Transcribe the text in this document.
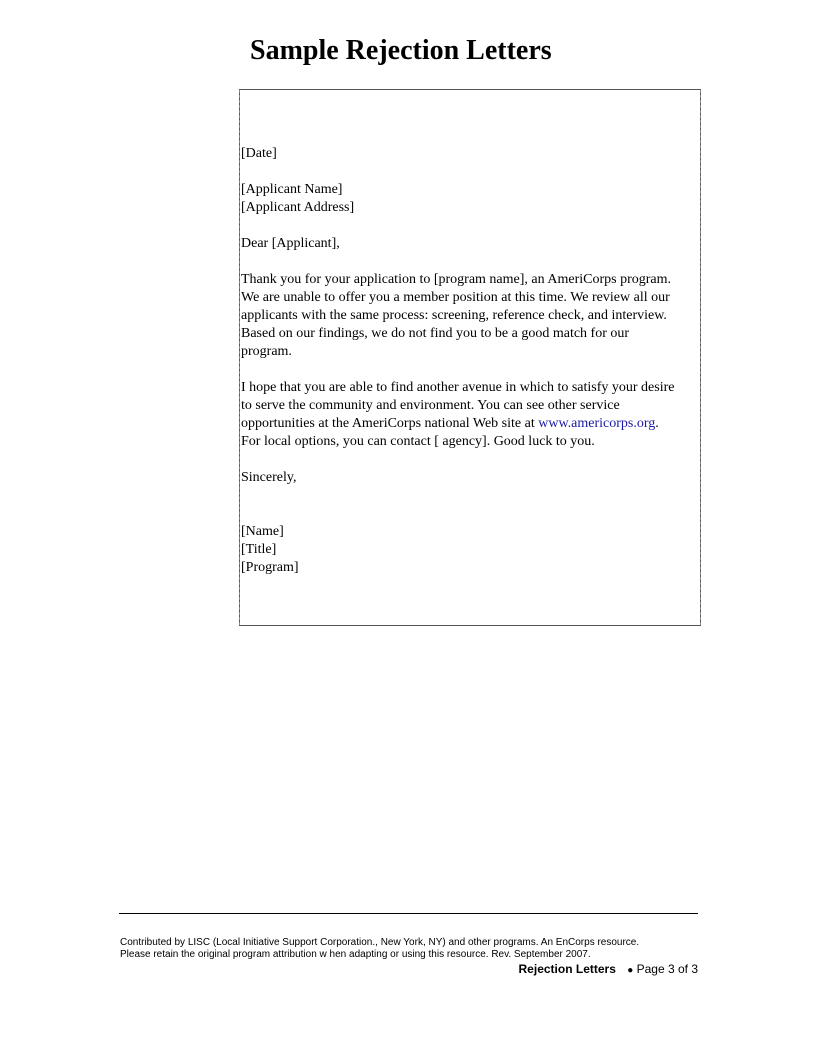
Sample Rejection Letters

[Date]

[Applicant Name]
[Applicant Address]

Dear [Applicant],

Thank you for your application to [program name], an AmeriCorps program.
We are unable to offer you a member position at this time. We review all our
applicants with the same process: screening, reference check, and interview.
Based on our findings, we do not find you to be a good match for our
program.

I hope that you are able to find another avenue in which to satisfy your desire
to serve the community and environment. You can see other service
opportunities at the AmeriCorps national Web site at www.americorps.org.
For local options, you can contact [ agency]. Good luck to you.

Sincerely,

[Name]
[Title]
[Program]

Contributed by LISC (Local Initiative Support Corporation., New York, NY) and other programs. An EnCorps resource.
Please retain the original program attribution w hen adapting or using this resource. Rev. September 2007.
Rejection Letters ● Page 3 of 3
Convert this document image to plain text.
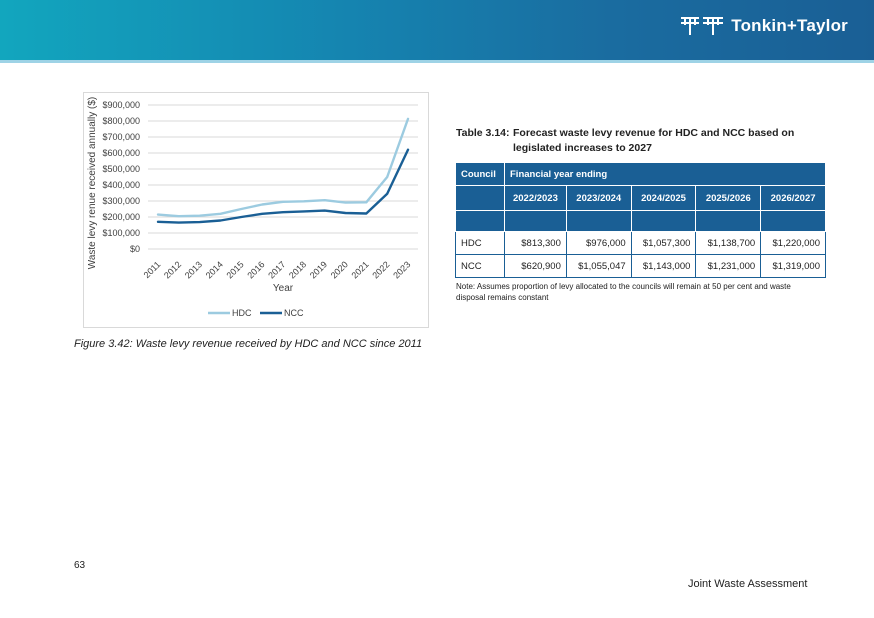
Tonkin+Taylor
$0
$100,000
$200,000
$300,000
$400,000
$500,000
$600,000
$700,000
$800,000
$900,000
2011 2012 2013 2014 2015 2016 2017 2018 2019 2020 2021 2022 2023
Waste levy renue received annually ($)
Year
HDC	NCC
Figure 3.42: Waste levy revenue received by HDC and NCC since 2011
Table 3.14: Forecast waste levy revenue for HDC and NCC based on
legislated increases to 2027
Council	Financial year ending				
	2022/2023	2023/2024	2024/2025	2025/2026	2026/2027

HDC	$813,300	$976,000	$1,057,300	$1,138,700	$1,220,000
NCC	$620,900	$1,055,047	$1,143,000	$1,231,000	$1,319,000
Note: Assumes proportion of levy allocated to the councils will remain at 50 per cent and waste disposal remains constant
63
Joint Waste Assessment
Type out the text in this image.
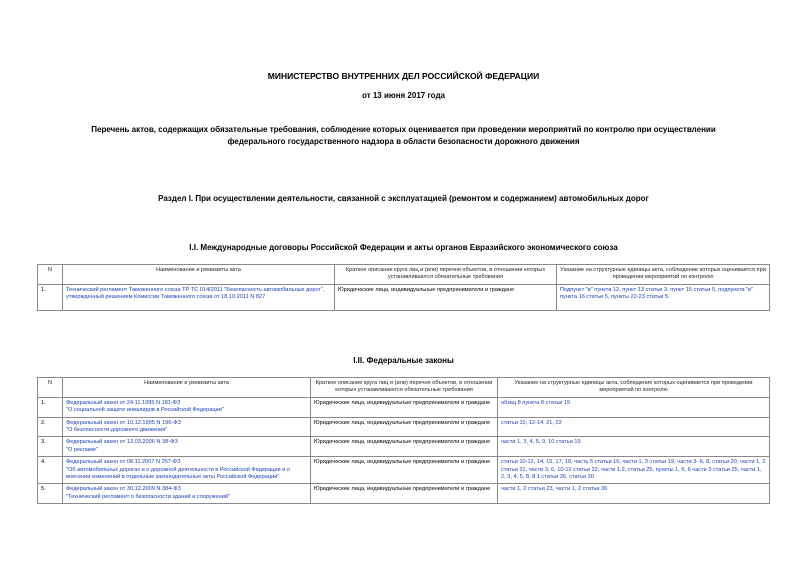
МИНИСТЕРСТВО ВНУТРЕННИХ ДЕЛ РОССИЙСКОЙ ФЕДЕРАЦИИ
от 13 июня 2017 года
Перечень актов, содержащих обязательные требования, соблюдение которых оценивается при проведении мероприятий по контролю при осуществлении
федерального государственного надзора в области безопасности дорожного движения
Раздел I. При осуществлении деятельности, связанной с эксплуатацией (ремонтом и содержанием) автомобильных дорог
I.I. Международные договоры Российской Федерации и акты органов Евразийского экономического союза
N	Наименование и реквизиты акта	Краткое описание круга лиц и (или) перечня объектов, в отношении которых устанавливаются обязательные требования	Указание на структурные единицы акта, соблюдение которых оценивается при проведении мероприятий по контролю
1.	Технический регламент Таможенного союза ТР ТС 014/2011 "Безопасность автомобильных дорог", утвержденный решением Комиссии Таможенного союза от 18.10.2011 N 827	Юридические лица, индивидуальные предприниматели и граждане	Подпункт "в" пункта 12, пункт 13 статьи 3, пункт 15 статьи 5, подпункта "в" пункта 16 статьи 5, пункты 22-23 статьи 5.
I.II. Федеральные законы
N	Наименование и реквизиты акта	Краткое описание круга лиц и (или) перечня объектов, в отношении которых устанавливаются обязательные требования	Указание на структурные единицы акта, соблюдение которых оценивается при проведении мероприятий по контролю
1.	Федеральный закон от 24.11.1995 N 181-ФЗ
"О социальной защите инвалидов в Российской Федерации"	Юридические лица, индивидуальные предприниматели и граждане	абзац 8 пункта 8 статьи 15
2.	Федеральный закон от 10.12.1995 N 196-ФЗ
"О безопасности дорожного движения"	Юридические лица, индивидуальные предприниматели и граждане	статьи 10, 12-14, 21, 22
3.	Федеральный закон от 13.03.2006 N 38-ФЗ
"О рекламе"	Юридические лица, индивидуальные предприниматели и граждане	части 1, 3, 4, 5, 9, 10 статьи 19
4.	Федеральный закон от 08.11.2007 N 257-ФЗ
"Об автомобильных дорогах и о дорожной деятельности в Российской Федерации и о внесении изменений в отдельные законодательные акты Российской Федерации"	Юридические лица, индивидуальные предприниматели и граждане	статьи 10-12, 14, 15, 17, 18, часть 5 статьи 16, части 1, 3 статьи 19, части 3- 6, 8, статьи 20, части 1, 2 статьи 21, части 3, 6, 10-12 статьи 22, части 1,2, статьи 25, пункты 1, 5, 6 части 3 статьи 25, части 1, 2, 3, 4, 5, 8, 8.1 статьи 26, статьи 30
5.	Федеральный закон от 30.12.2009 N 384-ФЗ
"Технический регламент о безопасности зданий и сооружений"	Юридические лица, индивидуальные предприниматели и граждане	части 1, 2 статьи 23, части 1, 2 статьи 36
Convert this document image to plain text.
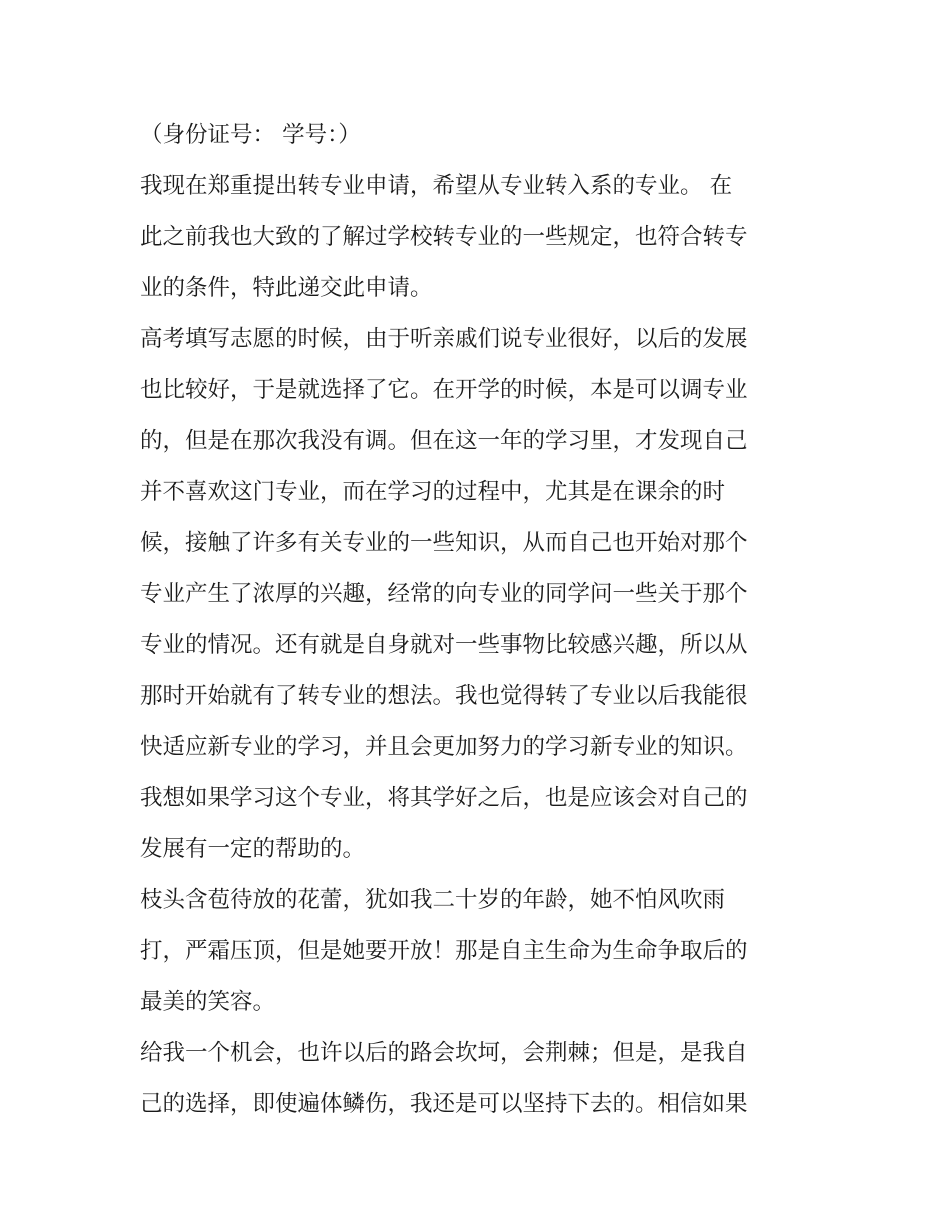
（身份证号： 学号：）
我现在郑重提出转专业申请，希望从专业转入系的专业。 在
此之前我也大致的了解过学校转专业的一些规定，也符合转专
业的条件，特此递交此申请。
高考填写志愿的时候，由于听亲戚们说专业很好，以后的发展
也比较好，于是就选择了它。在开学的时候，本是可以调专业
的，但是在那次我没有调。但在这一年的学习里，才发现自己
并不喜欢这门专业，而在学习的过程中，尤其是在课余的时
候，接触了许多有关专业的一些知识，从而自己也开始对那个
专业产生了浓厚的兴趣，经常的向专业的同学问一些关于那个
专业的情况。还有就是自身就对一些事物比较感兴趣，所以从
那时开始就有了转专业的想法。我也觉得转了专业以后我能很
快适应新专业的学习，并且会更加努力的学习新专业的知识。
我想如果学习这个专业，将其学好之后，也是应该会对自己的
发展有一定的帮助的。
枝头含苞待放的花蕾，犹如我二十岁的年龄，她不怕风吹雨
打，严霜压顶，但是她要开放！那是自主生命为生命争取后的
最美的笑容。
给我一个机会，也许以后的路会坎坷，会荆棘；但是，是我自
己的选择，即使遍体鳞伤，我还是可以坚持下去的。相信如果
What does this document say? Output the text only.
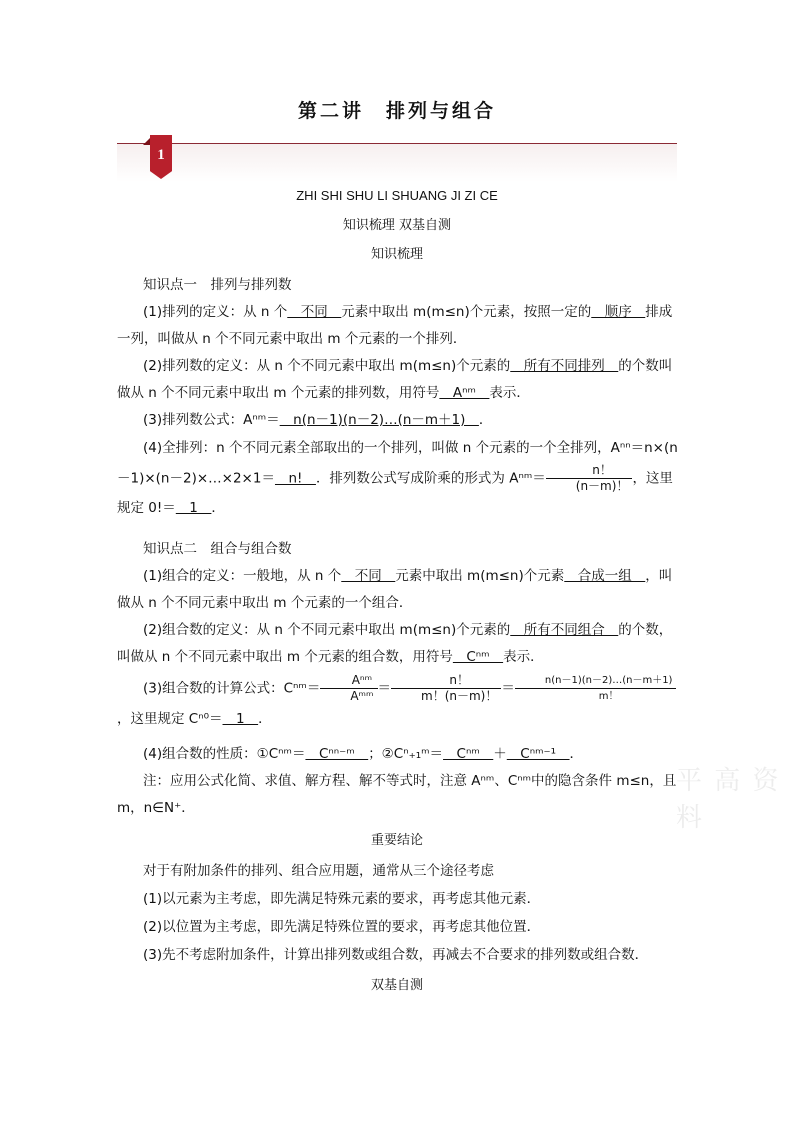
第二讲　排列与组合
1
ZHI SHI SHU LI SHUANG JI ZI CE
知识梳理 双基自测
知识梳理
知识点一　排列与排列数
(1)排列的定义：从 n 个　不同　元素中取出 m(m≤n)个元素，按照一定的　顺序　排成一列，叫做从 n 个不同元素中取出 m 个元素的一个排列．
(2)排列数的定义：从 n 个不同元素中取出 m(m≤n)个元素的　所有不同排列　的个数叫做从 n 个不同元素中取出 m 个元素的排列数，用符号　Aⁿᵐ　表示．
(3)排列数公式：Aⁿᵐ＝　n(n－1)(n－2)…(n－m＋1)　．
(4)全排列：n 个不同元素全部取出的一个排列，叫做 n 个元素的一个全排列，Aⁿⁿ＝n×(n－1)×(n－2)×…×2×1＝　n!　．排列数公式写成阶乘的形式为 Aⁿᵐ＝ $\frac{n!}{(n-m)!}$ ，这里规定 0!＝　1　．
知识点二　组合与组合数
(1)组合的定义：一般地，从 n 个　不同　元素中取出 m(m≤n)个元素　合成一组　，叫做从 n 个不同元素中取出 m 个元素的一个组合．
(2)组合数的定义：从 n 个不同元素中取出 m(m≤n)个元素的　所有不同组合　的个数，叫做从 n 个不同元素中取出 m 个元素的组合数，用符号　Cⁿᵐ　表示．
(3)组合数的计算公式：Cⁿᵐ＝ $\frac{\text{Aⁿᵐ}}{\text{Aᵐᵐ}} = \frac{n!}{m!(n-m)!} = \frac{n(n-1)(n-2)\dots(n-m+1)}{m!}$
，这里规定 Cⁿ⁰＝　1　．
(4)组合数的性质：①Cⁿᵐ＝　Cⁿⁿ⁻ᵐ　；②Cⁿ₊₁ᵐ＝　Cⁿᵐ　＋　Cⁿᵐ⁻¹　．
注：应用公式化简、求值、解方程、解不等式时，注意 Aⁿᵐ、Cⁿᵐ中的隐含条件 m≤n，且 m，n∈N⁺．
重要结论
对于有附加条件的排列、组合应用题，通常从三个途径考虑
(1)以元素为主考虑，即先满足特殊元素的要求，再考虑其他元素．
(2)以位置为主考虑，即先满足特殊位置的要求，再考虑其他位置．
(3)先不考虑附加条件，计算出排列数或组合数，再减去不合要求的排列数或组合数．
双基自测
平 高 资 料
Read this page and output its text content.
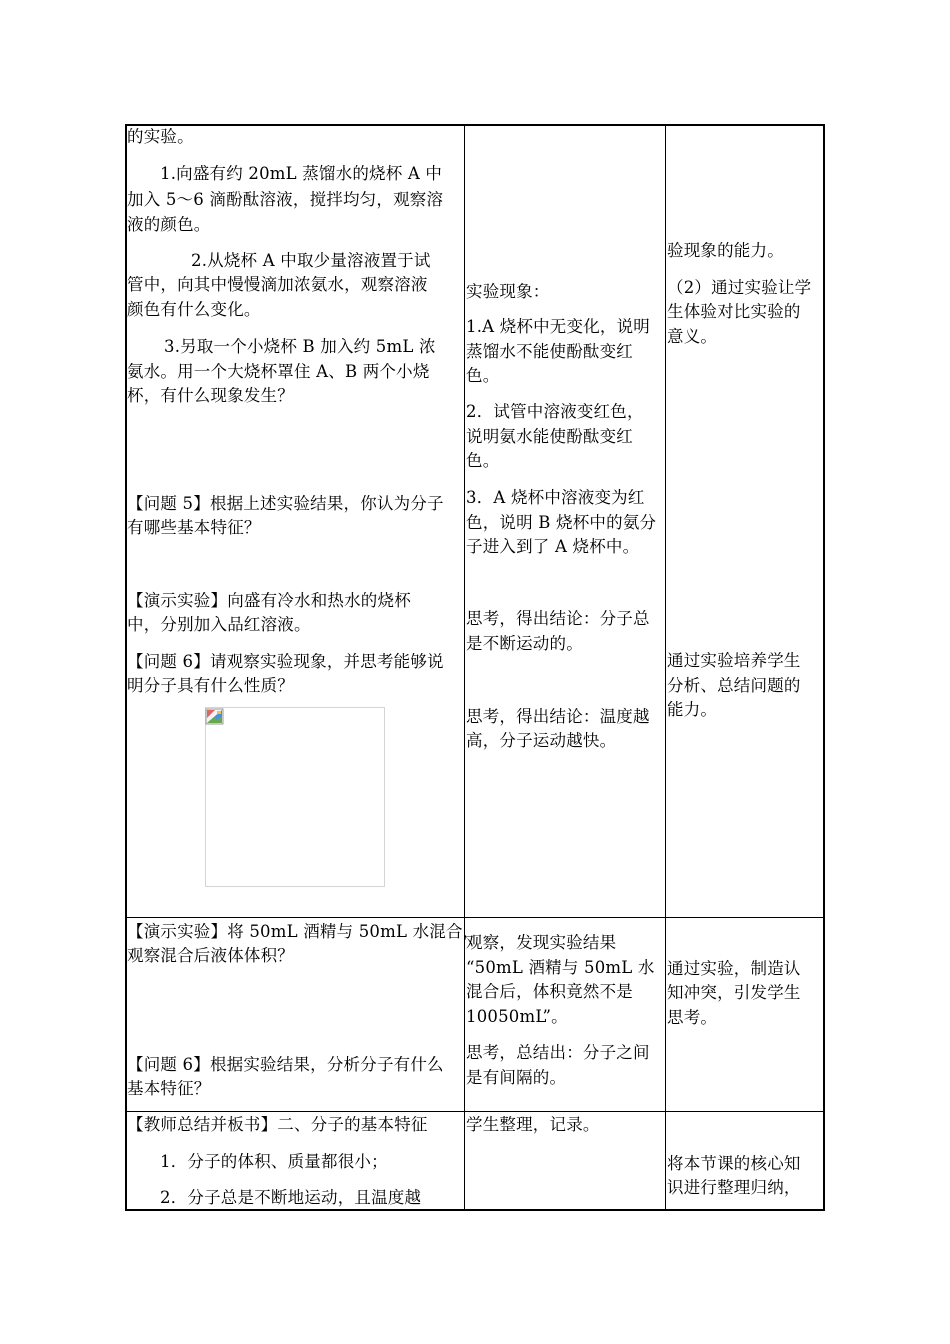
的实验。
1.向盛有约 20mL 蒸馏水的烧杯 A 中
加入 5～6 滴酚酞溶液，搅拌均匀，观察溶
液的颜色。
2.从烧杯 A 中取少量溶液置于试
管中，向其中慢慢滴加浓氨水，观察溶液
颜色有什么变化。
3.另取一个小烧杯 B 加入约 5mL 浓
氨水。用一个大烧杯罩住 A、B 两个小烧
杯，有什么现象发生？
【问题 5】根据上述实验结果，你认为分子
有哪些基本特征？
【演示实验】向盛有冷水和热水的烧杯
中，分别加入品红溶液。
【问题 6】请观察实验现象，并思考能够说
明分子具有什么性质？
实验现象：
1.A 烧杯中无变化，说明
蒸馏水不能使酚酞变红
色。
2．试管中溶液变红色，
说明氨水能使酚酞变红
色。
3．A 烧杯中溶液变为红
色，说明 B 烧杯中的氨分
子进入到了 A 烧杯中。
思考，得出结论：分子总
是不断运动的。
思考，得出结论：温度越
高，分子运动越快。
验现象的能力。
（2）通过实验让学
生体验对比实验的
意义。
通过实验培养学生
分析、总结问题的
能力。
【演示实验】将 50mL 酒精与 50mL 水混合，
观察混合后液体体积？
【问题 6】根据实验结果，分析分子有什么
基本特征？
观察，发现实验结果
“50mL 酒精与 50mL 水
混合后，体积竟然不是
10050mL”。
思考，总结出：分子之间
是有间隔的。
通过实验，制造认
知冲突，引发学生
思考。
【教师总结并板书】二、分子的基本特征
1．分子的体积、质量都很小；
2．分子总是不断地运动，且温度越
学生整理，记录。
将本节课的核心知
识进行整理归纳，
******
Requirement » From the entries above, copy every line containing the word "автомобильных".

Exercise response »
Раздел I. При осуществлении деятельности, связанной с эксплуатацией (ремонтом и содержанием) автомобильных дорог
1.	Технический регламент Таможенного союза ТР ТС 014/2011 "Безопасность автомобильных дорог", утвержденный решением Комиссии Таможенного союза от 18.10.2011 N 827	Юридические лица, индивидуальные предприниматели и граждане	Подпункт "в" пункта 12, пункт 13 статьи 3, пункт 15 статьи 5, подпункта "в" пункта 16 статьи 5, пункты 22-23 статьи 5.
"Об автомобильных дорогах и о дорожной деятельности в Российской Федерации и о внесении изменений в отдельные законодательные акты Российской Федерации"	Юридические лица, индивидуальные предприниматели и граждане	статьи 10-12, 14, 15, 17, 18, часть 5 статьи 16, части 1, 3 статьи 19, части 3- 6, 8, статьи 20, части 1, 2 статьи 21, части 3, 6, 10-12 статьи 22, части 1,2, статьи 25, пункты 1, 5, 6 части 3 статьи 25, части 1, 2, 3, 4, 5, 8, 8.1 статьи 26, статьи 30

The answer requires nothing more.